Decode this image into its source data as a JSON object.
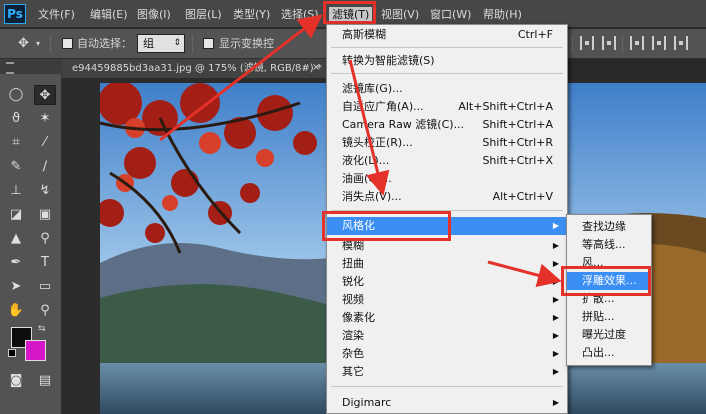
{
  "app": {
    "logo": "Ps"
  },
  "menubar": {
    "items": [
      "文件(F)",
      "编辑(E)",
      "图像(I)",
      "图层(L)",
      "类型(Y)",
      "选择(S)",
      "滤镜(T)",
      "视图(V)",
      "窗口(W)",
      "帮助(H)"
    ]
  },
  "options_bar": {
    "auto_select_label": "自动选择：",
    "auto_select_value": "组",
    "show_transform_label": "显示变换控"
  },
  "document": {
    "tab_title": "e94459885bd3aa31.jpg @ 175% (滤镜, RGB/8#) *",
    "close": "×"
  },
  "filter_menu": {
    "items": [
      {
        "label": "高斯模糊",
        "shortcut": "Ctrl+F"
      },
      {
        "label": "转换为智能滤镜(S)",
        "shortcut": ""
      },
      {
        "label": "滤镜库(G)...",
        "shortcut": ""
      },
      {
        "label": "自适应广角(A)...",
        "shortcut": "Alt+Shift+Ctrl+A"
      },
      {
        "label": "Camera Raw 滤镜(C)...",
        "shortcut": "Shift+Ctrl+A"
      },
      {
        "label": "镜头校正(R)...",
        "shortcut": "Shift+Ctrl+R"
      },
      {
        "label": "液化(L)...",
        "shortcut": "Shift+Ctrl+X"
      },
      {
        "label": "油画(O)...",
        "shortcut": ""
      },
      {
        "label": "消失点(V)...",
        "shortcut": "Alt+Ctrl+V"
      },
      {
        "label": "风格化",
        "shortcut": ""
      },
      {
        "label": "模糊",
        "shortcut": ""
      },
      {
        "label": "扭曲",
        "shortcut": ""
      },
      {
        "label": "锐化",
        "shortcut": ""
      },
      {
        "label": "视频",
        "shortcut": ""
      },
      {
        "label": "像素化",
        "shortcut": ""
      },
      {
        "label": "渲染",
        "shortcut": ""
      },
      {
        "label": "杂色",
        "shortcut": ""
      },
      {
        "label": "其它",
        "shortcut": ""
      },
      {
        "label": "Digimarc",
        "shortcut": ""
      }
    ],
    "submenu_arrow": "▶"
  },
  "stylize_submenu": {
    "items": [
      "查找边缘",
      "等高线...",
      "风...",
      "浮雕效果...",
      "扩散...",
      "拼贴...",
      "曝光过度",
      "凸出..."
    ]
  },
  "colors": {
    "highlight": "#3b8ff3",
    "annotation_red": "#e4322b",
    "foreground": "#0d0d0d",
    "background": "#d617c8"
  }
}
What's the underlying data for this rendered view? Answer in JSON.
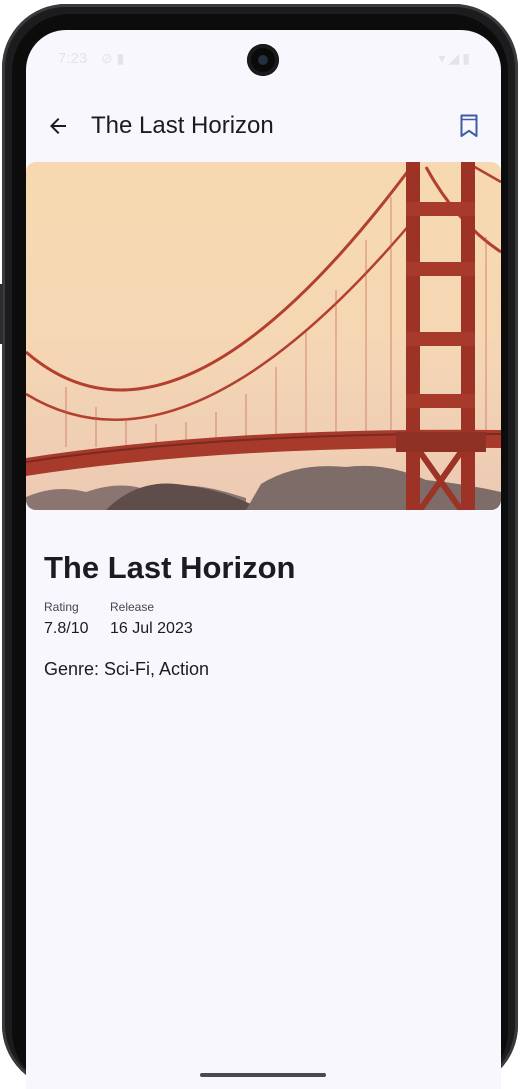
{
  "status_bar": {
    "time": "7:23",
    "left_icons": "⊘ ▮",
    "right_icons": "▾◢▮"
  },
  "app_bar": {
    "title": "The Last Horizon",
    "back_icon": "arrow-back-icon",
    "bookmark_icon": "bookmark-icon"
  },
  "movie": {
    "poster_icon": "golden-gate-bridge-image",
    "title": "The Last Horizon",
    "rating_label": "Rating",
    "rating_value": "7.8/10",
    "release_label": "Release",
    "release_value": "16 Jul 2023",
    "genre": "Genre: Sci-Fi, Action"
  },
  "colors": {
    "background": "#f8f7fd",
    "text_primary": "#1b1b21",
    "accent": "#3f5aa8",
    "bridge": "#b23a2c"
  }
}
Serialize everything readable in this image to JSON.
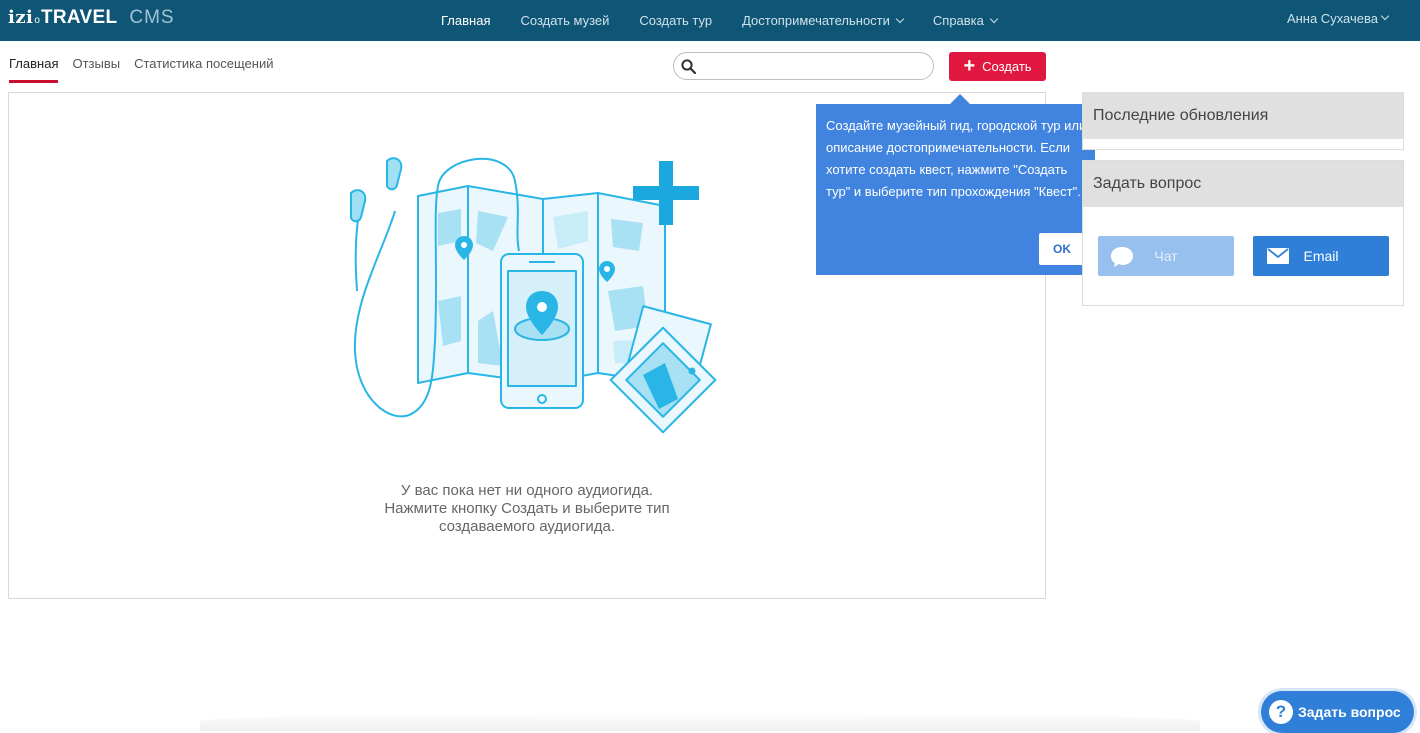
{
  "brand": {
    "izi": "izi",
    "dot": "o",
    "travel": "TRAVEL",
    "cms": "CMS"
  },
  "nav": {
    "items": [
      {
        "label": "Главная"
      },
      {
        "label": "Создать музей"
      },
      {
        "label": "Создать тур"
      },
      {
        "label": "Достопримечательности"
      },
      {
        "label": "Справка"
      }
    ],
    "user": "Анна Сухачева"
  },
  "tabs": [
    {
      "label": "Главная"
    },
    {
      "label": "Отзывы"
    },
    {
      "label": "Статистика посещений"
    }
  ],
  "search": {
    "value": "",
    "placeholder": ""
  },
  "create_button": {
    "label": "Создать"
  },
  "empty_state": {
    "lines": [
      "У вас пока нет ни одного аудиогида.",
      "Нажмите кнопку Создать и выберите тип",
      "создаваемого аудиогида."
    ]
  },
  "tooltip": {
    "text": "Создайте музейный гид, городской тур или описание достопримечательности. Если хотите создать квест, нажмите \"Создать тур\" и выберите тип прохождения \"Квест\".",
    "ok": "OK"
  },
  "sidebar": {
    "updates_title": "Последние обновления",
    "ask_title": "Задать вопрос",
    "chat_label": "Чат",
    "email_label": "Email"
  },
  "help_fab": {
    "label": "Задать вопрос",
    "icon": "?"
  },
  "colors": {
    "topbar": "#0f5676",
    "accent": "#e0173e",
    "tooltip": "#4184e0",
    "email": "#2f7fd9",
    "chat": "#98c0ee",
    "illustration": "#29b6e6"
  },
  "icons": [
    "search-icon",
    "plus-icon",
    "chevron-down-icon",
    "chat-bubble-icon",
    "envelope-icon",
    "question-icon"
  ]
}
☆ ☆ ☆ ☆ ☆
§ **Problem**: Omit every picture while copying the listing above exactly.

§ **Full response**:
Decode this image into its source data as a JSON object.
{
  "app": {
    "logo": "Ps"
  },
  "menubar": {
    "items": [
      "文件(F)",
      "编辑(E)",
      "图像(I)",
      "图层(L)",
      "类型(Y)",
      "选择(S)",
      "滤镜(T)",
      "视图(V)",
      "窗口(W)",
      "帮助(H)"
    ]
  },
  "options_bar": {
    "auto_select_label": "自动选择：",
    "auto_select_value": "组",
    "show_transform_label": "显示变换控"
  },
  "document": {
    "tab_title": "e94459885bd3aa31.jpg @ 175% (滤镜, RGB/8#) *",
    "close": "×"
  },
  "filter_menu": {
    "items": [
      {
        "label": "高斯模糊",
        "shortcut": "Ctrl+F"
      },
      {
        "label": "转换为智能滤镜(S)",
        "shortcut": ""
      },
      {
        "label": "滤镜库(G)...",
        "shortcut": ""
      },
      {
        "label": "自适应广角(A)...",
        "shortcut": "Alt+Shift+Ctrl+A"
      },
      {
        "label": "Camera Raw 滤镜(C)...",
        "shortcut": "Shift+Ctrl+A"
      },
      {
        "label": "镜头校正(R)...",
        "shortcut": "Shift+Ctrl+R"
      },
      {
        "label": "液化(L)...",
        "shortcut": "Shift+Ctrl+X"
      },
      {
        "label": "油画(O)...",
        "shortcut": ""
      },
      {
        "label": "消失点(V)...",
        "shortcut": "Alt+Ctrl+V"
      },
      {
        "label": "风格化",
        "shortcut": ""
      },
      {
        "label": "模糊",
        "shortcut": ""
      },
      {
        "label": "扭曲",
        "shortcut": ""
      },
      {
        "label": "锐化",
        "shortcut": ""
      },
      {
        "label": "视频",
        "shortcut": ""
      },
      {
        "label": "像素化",
        "shortcut": ""
      },
      {
        "label": "渲染",
        "shortcut": ""
      },
      {
        "label": "杂色",
        "shortcut": ""
      },
      {
        "label": "其它",
        "shortcut": ""
      },
      {
        "label": "Digimarc",
        "shortcut": ""
      }
    ],
    "submenu_arrow": "▶"
  },
  "stylize_submenu": {
    "items": [
      "查找边缘",
      "等高线...",
      "风...",
      "浮雕效果...",
      "扩散...",
      "拼贴...",
      "曝光过度",
      "凸出..."
    ]
  },
  "colors": {
    "highlight": "#3b8ff3",
    "annotation_red": "#e4322b",
    "foreground": "#0d0d0d",
    "background": "#d617c8"
  }
}
What's the underlying data for this rendered view? Answer in JSON.
{
  "status_bar": {
    "time": "7:23",
    "left_icons": "⊘ ▮",
    "right_icons": "▾◢▮"
  },
  "app_bar": {
    "title": "The Last Horizon",
    "back_icon": "arrow-back-icon",
    "bookmark_icon": "bookmark-icon"
  },
  "movie": {
    "poster_icon": "golden-gate-bridge-image",
    "title": "The Last Horizon",
    "rating_label": "Rating",
    "rating_value": "7.8/10",
    "release_label": "Release",
    "release_value": "16 Jul 2023",
    "genre": "Genre: Sci-Fi, Action"
  },
  "colors": {
    "background": "#f8f7fd",
    "text_primary": "#1b1b21",
    "accent": "#3f5aa8",
    "bridge": "#b23a2c"
  }
}
Serialize everything readable in this image to JSON.
{
  "brand": {
    "izi": "izi",
    "dot": "o",
    "travel": "TRAVEL",
    "cms": "CMS"
  },
  "nav": {
    "items": [
      {
        "label": "Главная"
      },
      {
        "label": "Создать музей"
      },
      {
        "label": "Создать тур"
      },
      {
        "label": "Достопримечательности"
      },
      {
        "label": "Справка"
      }
    ],
    "user": "Анна Сухачева"
  },
  "tabs": [
    {
      "label": "Главная"
    },
    {
      "label": "Отзывы"
    },
    {
      "label": "Статистика посещений"
    }
  ],
  "search": {
    "value": "",
    "placeholder": ""
  },
  "create_button": {
    "label": "Создать"
  },
  "empty_state": {
    "lines": [
      "У вас пока нет ни одного аудиогида.",
      "Нажмите кнопку Создать и выберите тип",
      "создаваемого аудиогида."
    ]
  },
  "tooltip": {
    "text": "Создайте музейный гид, городской тур или описание достопримечательности. Если хотите создать квест, нажмите \"Создать тур\" и выберите тип прохождения \"Квест\".",
    "ok": "OK"
  },
  "sidebar": {
    "updates_title": "Последние обновления",
    "ask_title": "Задать вопрос",
    "chat_label": "Чат",
    "email_label": "Email"
  },
  "help_fab": {
    "label": "Задать вопрос",
    "icon": "?"
  },
  "colors": {
    "topbar": "#0f5676",
    "accent": "#e0173e",
    "tooltip": "#4184e0",
    "email": "#2f7fd9",
    "chat": "#98c0ee",
    "illustration": "#29b6e6"
  },
  "icons": [
    "search-icon",
    "plus-icon",
    "chevron-down-icon",
    "chat-bubble-icon",
    "envelope-icon",
    "question-icon"
  ]
}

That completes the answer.